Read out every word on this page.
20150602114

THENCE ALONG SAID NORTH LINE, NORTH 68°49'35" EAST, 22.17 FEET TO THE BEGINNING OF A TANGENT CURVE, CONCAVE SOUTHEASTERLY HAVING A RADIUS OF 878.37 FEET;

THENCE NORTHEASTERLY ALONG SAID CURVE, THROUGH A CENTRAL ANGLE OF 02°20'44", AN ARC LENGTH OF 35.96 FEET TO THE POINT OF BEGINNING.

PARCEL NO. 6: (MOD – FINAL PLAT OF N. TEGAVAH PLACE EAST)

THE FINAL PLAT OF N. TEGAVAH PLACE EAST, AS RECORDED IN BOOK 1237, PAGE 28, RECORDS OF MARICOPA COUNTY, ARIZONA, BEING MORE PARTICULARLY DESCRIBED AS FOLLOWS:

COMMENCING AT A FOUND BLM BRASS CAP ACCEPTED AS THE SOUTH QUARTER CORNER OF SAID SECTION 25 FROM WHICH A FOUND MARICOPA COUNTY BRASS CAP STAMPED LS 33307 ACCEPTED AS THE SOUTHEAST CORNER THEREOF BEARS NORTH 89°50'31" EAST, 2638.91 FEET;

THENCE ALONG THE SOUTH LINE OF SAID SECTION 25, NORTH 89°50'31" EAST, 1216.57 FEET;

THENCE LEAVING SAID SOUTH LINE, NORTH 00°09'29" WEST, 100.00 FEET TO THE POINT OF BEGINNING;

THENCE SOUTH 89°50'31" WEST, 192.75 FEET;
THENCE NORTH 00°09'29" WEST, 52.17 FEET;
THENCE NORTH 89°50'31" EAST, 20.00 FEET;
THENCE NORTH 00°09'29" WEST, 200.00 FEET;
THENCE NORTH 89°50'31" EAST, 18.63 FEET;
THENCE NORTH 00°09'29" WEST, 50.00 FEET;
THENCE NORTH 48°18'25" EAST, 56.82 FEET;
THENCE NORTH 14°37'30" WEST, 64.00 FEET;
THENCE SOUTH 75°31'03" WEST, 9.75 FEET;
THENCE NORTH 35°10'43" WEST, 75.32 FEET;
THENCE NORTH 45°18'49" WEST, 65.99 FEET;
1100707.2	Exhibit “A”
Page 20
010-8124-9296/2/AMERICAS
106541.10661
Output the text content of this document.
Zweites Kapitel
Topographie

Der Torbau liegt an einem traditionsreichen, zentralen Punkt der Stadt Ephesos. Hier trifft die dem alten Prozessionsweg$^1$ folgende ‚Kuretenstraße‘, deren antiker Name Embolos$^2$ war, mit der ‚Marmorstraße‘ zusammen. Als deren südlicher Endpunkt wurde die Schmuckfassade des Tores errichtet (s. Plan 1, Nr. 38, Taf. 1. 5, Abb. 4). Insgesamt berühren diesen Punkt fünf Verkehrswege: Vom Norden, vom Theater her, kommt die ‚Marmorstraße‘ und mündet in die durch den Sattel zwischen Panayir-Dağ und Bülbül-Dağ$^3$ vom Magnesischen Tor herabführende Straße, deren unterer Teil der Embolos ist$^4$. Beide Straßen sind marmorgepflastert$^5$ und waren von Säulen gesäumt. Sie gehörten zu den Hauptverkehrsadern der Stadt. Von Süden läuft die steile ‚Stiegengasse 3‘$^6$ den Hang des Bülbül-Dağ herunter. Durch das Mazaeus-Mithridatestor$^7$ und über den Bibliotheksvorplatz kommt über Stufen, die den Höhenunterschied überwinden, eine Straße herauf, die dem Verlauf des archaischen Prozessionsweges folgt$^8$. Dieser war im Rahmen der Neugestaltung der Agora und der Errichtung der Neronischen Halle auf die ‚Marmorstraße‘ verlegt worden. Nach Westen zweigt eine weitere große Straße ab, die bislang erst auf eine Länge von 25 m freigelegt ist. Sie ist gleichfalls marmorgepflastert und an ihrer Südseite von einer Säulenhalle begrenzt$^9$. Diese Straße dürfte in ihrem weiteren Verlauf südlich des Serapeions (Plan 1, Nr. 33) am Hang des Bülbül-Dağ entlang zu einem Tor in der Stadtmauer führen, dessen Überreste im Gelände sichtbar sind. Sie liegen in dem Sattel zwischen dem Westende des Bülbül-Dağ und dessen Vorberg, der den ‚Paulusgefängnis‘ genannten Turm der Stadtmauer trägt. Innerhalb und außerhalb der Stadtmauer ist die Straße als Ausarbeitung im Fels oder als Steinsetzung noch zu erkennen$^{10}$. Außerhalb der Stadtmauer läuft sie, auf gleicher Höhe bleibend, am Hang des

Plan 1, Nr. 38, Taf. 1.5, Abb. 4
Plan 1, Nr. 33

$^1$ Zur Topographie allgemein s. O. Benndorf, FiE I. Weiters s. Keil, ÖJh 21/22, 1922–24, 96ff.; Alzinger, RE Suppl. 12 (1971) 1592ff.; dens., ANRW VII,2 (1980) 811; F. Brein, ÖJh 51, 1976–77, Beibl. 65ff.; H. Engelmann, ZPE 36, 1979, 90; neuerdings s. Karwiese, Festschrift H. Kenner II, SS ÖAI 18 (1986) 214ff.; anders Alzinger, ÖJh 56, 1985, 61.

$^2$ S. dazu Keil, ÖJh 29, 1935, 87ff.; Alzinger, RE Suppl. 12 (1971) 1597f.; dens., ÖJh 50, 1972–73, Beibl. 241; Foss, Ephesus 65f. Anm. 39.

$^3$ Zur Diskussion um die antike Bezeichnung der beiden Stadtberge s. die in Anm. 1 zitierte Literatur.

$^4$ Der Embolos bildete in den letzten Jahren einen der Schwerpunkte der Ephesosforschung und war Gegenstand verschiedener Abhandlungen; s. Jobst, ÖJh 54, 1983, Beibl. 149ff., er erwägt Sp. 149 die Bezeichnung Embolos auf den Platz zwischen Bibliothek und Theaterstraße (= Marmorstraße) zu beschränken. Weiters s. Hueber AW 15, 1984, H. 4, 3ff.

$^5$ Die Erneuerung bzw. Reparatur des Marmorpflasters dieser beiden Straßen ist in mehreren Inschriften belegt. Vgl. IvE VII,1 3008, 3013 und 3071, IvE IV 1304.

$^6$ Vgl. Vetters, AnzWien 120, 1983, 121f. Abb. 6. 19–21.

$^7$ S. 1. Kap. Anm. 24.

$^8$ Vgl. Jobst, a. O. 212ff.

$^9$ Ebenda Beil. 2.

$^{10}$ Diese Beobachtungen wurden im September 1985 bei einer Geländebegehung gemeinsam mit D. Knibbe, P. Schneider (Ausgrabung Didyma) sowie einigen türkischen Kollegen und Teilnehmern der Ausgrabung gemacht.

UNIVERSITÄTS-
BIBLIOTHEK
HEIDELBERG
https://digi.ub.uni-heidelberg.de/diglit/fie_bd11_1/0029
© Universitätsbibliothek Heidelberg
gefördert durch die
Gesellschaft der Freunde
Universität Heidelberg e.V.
────
[Exercise aim]
Copy the material above back out, exactly as written.

[Task result]
Read out every word on this page.
20150602114

THENCE ALONG SAID NORTH LINE, NORTH 68°49'35" EAST, 22.17 FEET TO THE BEGINNING OF A TANGENT CURVE, CONCAVE SOUTHEASTERLY HAVING A RADIUS OF 878.37 FEET;

THENCE NORTHEASTERLY ALONG SAID CURVE, THROUGH A CENTRAL ANGLE OF 02°20'44", AN ARC LENGTH OF 35.96 FEET TO THE POINT OF BEGINNING.

PARCEL NO. 6: (MOD – FINAL PLAT OF N. TEGAVAH PLACE EAST)

THE FINAL PLAT OF N. TEGAVAH PLACE EAST, AS RECORDED IN BOOK 1237, PAGE 28, RECORDS OF MARICOPA COUNTY, ARIZONA, BEING MORE PARTICULARLY DESCRIBED AS FOLLOWS:

COMMENCING AT A FOUND BLM BRASS CAP ACCEPTED AS THE SOUTH QUARTER CORNER OF SAID SECTION 25 FROM WHICH A FOUND MARICOPA COUNTY BRASS CAP STAMPED LS 33307 ACCEPTED AS THE SOUTHEAST CORNER THEREOF BEARS NORTH 89°50'31" EAST, 2638.91 FEET;

THENCE ALONG THE SOUTH LINE OF SAID SECTION 25, NORTH 89°50'31" EAST, 1216.57 FEET;

THENCE LEAVING SAID SOUTH LINE, NORTH 00°09'29" WEST, 100.00 FEET TO THE POINT OF BEGINNING;

THENCE SOUTH 89°50'31" WEST, 192.75 FEET;
THENCE NORTH 00°09'29" WEST, 52.17 FEET;
THENCE NORTH 89°50'31" EAST, 20.00 FEET;
THENCE NORTH 00°09'29" WEST, 200.00 FEET;
THENCE NORTH 89°50'31" EAST, 18.63 FEET;
THENCE NORTH 00°09'29" WEST, 50.00 FEET;
THENCE NORTH 48°18'25" EAST, 56.82 FEET;
THENCE NORTH 14°37'30" WEST, 64.00 FEET;
THENCE SOUTH 75°31'03" WEST, 9.75 FEET;
THENCE NORTH 35°10'43" WEST, 75.32 FEET;
THENCE NORTH 45°18'49" WEST, 65.99 FEET;
1100707.2	Exhibit “A”
Page 20
010-8124-9296/2/AMERICAS
106541.10661
Output the text content of this document.
Zweites Kapitel
Topographie

Der Torbau liegt an einem traditionsreichen, zentralen Punkt der Stadt Ephesos. Hier trifft die dem alten Prozessionsweg$^1$ folgende ‚Kuretenstraße‘, deren antiker Name Embolos$^2$ war, mit der ‚Marmorstraße‘ zusammen. Als deren südlicher Endpunkt wurde die Schmuckfassade des Tores errichtet (s. Plan 1, Nr. 38, Taf. 1. 5, Abb. 4). Insgesamt berühren diesen Punkt fünf Verkehrswege: Vom Norden, vom Theater her, kommt die ‚Marmorstraße‘ und mündet in die durch den Sattel zwischen Panayir-Dağ und Bülbül-Dağ$^3$ vom Magnesischen Tor herabführende Straße, deren unterer Teil der Embolos ist$^4$. Beide Straßen sind marmorgepflastert$^5$ und waren von Säulen gesäumt. Sie gehörten zu den Hauptverkehrsadern der Stadt. Von Süden läuft die steile ‚Stiegengasse 3‘$^6$ den Hang des Bülbül-Dağ herunter. Durch das Mazaeus-Mithridatestor$^7$ und über den Bibliotheksvorplatz kommt über Stufen, die den Höhenunterschied überwinden, eine Straße herauf, die dem Verlauf des archaischen Prozessionsweges folgt$^8$. Dieser war im Rahmen der Neugestaltung der Agora und der Errichtung der Neronischen Halle auf die ‚Marmorstraße‘ verlegt worden. Nach Westen zweigt eine weitere große Straße ab, die bislang erst auf eine Länge von 25 m freigelegt ist. Sie ist gleichfalls marmorgepflastert und an ihrer Südseite von einer Säulenhalle begrenzt$^9$. Diese Straße dürfte in ihrem weiteren Verlauf südlich des Serapeions (Plan 1, Nr. 33) am Hang des Bülbül-Dağ entlang zu einem Tor in der Stadtmauer führen, dessen Überreste im Gelände sichtbar sind. Sie liegen in dem Sattel zwischen dem Westende des Bülbül-Dağ und dessen Vorberg, der den ‚Paulusgefängnis‘ genannten Turm der Stadtmauer trägt. Innerhalb und außerhalb der Stadtmauer ist die Straße als Ausarbeitung im Fels oder als Steinsetzung noch zu erkennen$^{10}$. Außerhalb der Stadtmauer läuft sie, auf gleicher Höhe bleibend, am Hang des

Plan 1, Nr. 38, Taf. 1.5, Abb. 4
Plan 1, Nr. 33

$^1$ Zur Topographie allgemein s. O. Benndorf, FiE I. Weiters s. Keil, ÖJh 21/22, 1922–24, 96ff.; Alzinger, RE Suppl. 12 (1971) 1592ff.; dens., ANRW VII,2 (1980) 811; F. Brein, ÖJh 51, 1976–77, Beibl. 65ff.; H. Engelmann, ZPE 36, 1979, 90; neuerdings s. Karwiese, Festschrift H. Kenner II, SS ÖAI 18 (1986) 214ff.; anders Alzinger, ÖJh 56, 1985, 61.

$^2$ S. dazu Keil, ÖJh 29, 1935, 87ff.; Alzinger, RE Suppl. 12 (1971) 1597f.; dens., ÖJh 50, 1972–73, Beibl. 241; Foss, Ephesus 65f. Anm. 39.

$^3$ Zur Diskussion um die antike Bezeichnung der beiden Stadtberge s. die in Anm. 1 zitierte Literatur.

$^4$ Der Embolos bildete in den letzten Jahren einen der Schwerpunkte der Ephesosforschung und war Gegenstand verschiedener Abhandlungen; s. Jobst, ÖJh 54, 1983, Beibl. 149ff., er erwägt Sp. 149 die Bezeichnung Embolos auf den Platz zwischen Bibliothek und Theaterstraße (= Marmorstraße) zu beschränken. Weiters s. Hueber AW 15, 1984, H. 4, 3ff.

$^5$ Die Erneuerung bzw. Reparatur des Marmorpflasters dieser beiden Straßen ist in mehreren Inschriften belegt. Vgl. IvE VII,1 3008, 3013 und 3071, IvE IV 1304.

$^6$ Vgl. Vetters, AnzWien 120, 1983, 121f. Abb. 6. 19–21.

$^7$ S. 1. Kap. Anm. 24.

$^8$ Vgl. Jobst, a. O. 212ff.

$^9$ Ebenda Beil. 2.

$^{10}$ Diese Beobachtungen wurden im September 1985 bei einer Geländebegehung gemeinsam mit D. Knibbe, P. Schneider (Ausgrabung Didyma) sowie einigen türkischen Kollegen und Teilnehmern der Ausgrabung gemacht.

UNIVERSITÄTS-
BIBLIOTHEK
HEIDELBERG
https://digi.ub.uni-heidelberg.de/diglit/fie_bd11_1/0029
© Universitätsbibliothek Heidelberg
gefördert durch die
Gesellschaft der Freunde
Universität Heidelberg e.V.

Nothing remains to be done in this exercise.